### Task prompt
Reproduce every record below exactly as written, but leave out any pictures.
[Start of Records for this task]
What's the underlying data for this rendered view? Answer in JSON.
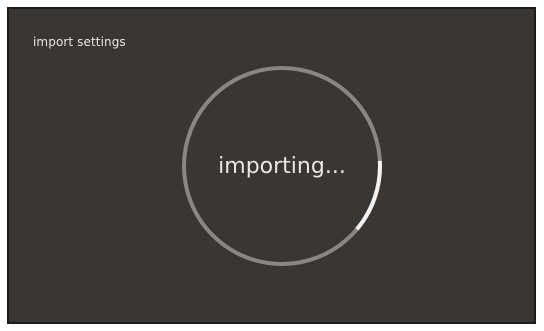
{
  "window": {
    "title": "import settings"
  },
  "progress": {
    "status_text": "importing...",
    "fraction": 0.12,
    "track_color": "#8a8683",
    "fill_color": "#f2f2f2",
    "background_color": "#3a3633"
  }
}
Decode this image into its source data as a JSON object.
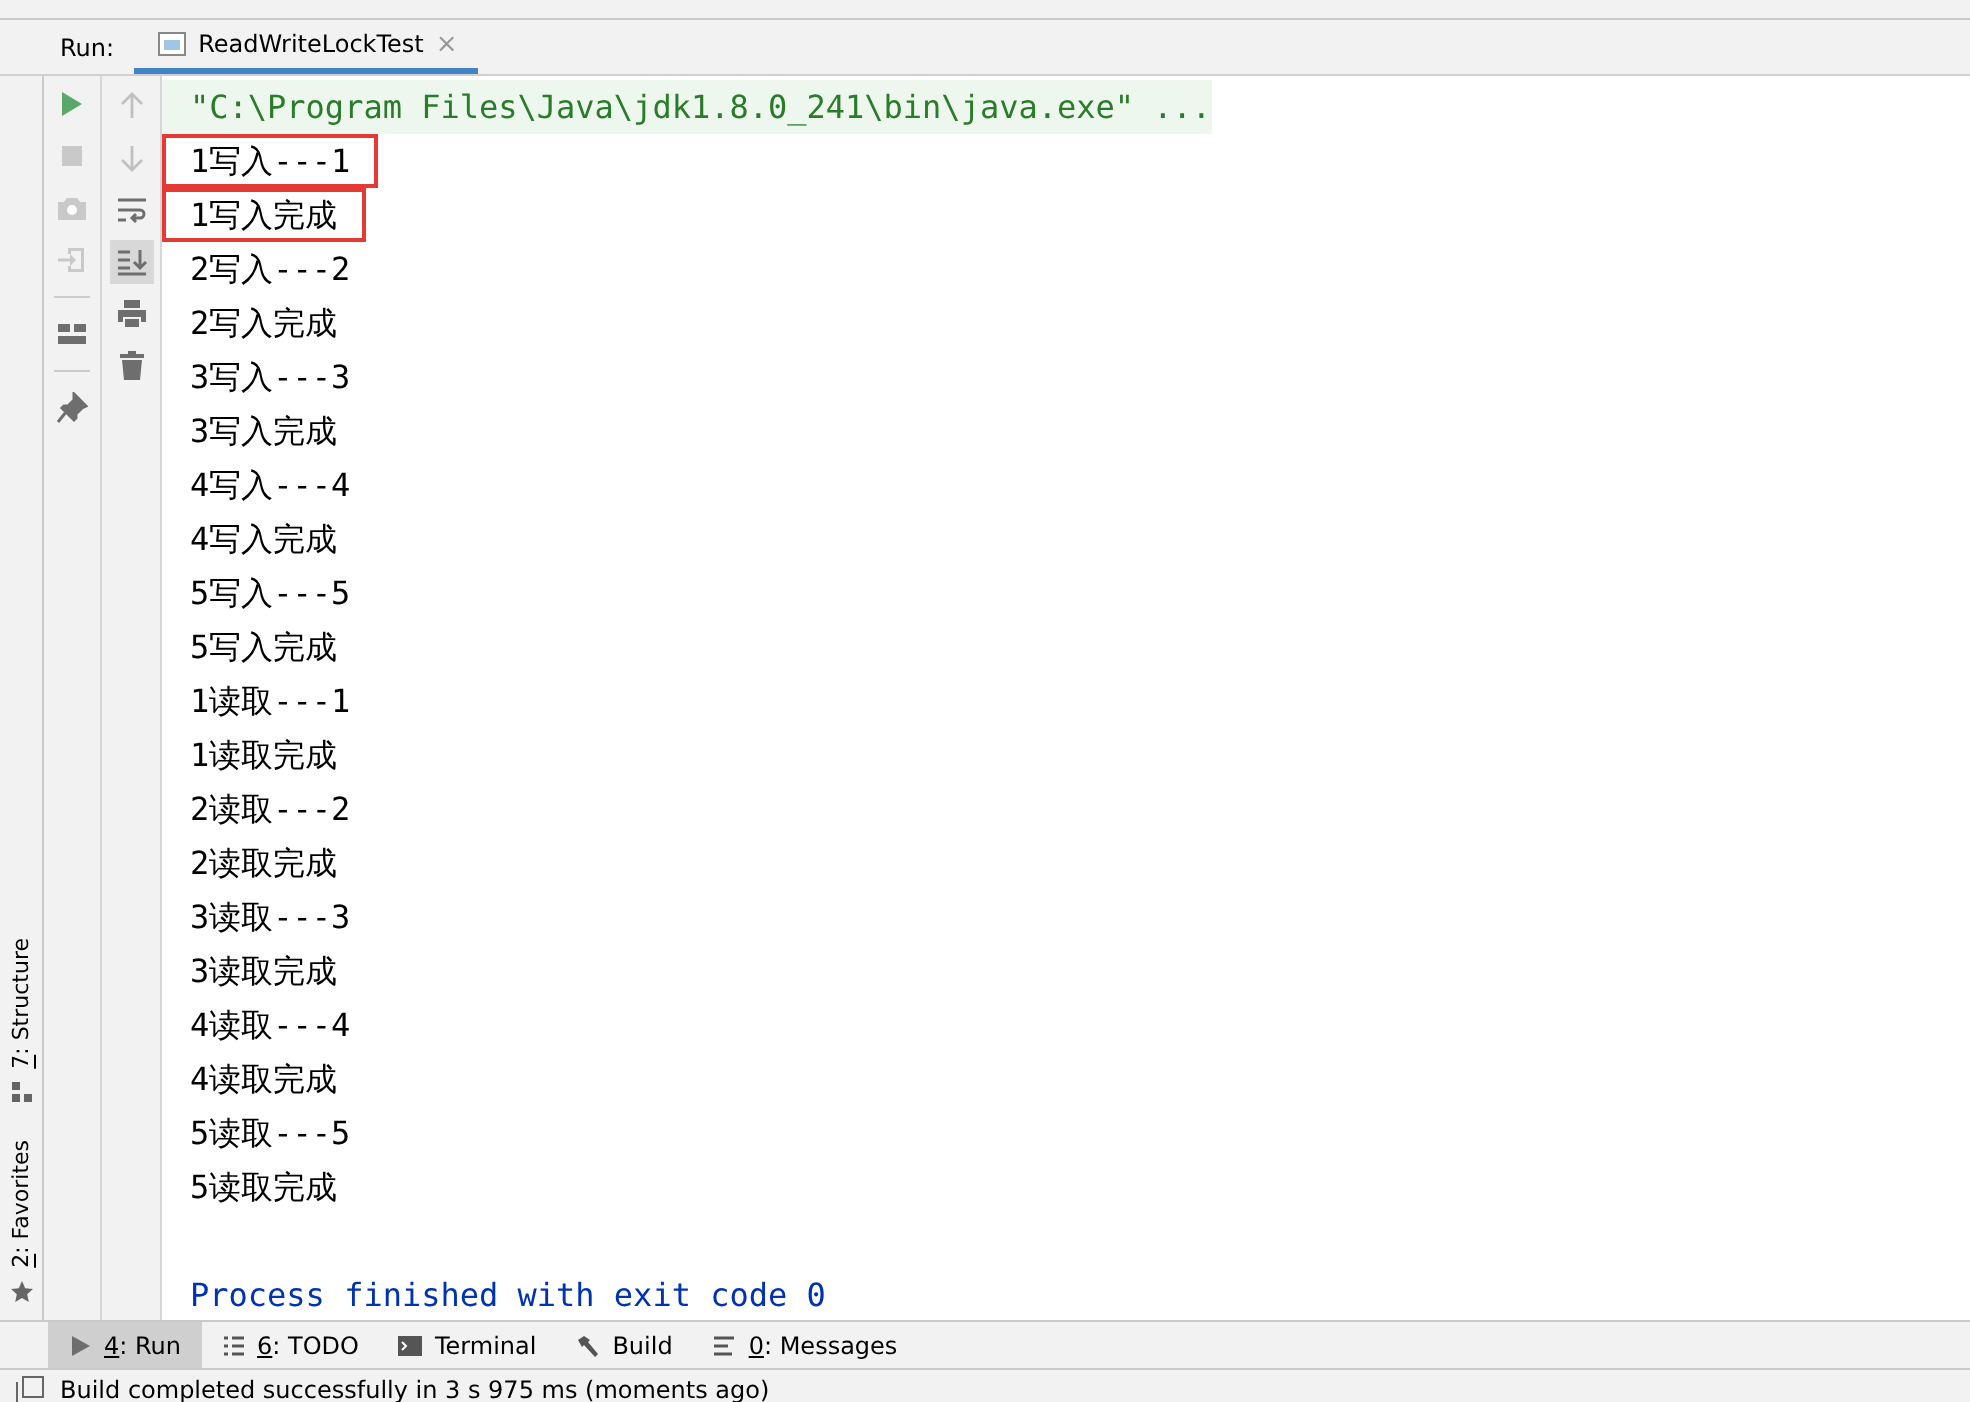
[End of Records for this task]
### Problem solution
What's the underlying data for this rendered view? Answer in JSON.
{
  "window": {
    "title": "import settings"
  },
  "progress": {
    "status_text": "importing...",
    "fraction": 0.12,
    "track_color": "#8a8683",
    "fill_color": "#f2f2f2",
    "background_color": "#3a3633"
  }
}
Decode this image into its source data as a JSON object.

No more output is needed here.